** Begin Provided entries **

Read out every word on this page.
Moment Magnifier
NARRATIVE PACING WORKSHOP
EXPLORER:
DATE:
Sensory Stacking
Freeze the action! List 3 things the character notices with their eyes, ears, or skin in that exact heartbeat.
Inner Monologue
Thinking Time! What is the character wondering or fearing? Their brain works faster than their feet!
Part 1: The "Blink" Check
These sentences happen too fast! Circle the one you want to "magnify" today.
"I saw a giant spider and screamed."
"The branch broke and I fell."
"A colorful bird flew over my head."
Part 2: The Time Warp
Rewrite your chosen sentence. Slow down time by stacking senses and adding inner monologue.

** End Provided entries **

● **What needs to be done**
Produce a verbatim transcription of the entries above.

● **Task result**
Read out every word on this page.
Moment Magnifier
NARRATIVE PACING WORKSHOP
EXPLORER:
DATE:
Sensory Stacking
Freeze the action! List 3 things the character notices with their eyes, ears, or skin in that exact heartbeat.
Inner Monologue
Thinking Time! What is the character wondering or fearing? Their brain works faster than their feet!
Part 1: The "Blink" Check
These sentences happen too fast! Circle the one you want to "magnify" today.
"I saw a giant spider and screamed."
"The branch broke and I fell."
"A colorful bird flew over my head."
Part 2: The Time Warp
Rewrite your chosen sentence. Slow down time by stacking senses and adding inner monologue.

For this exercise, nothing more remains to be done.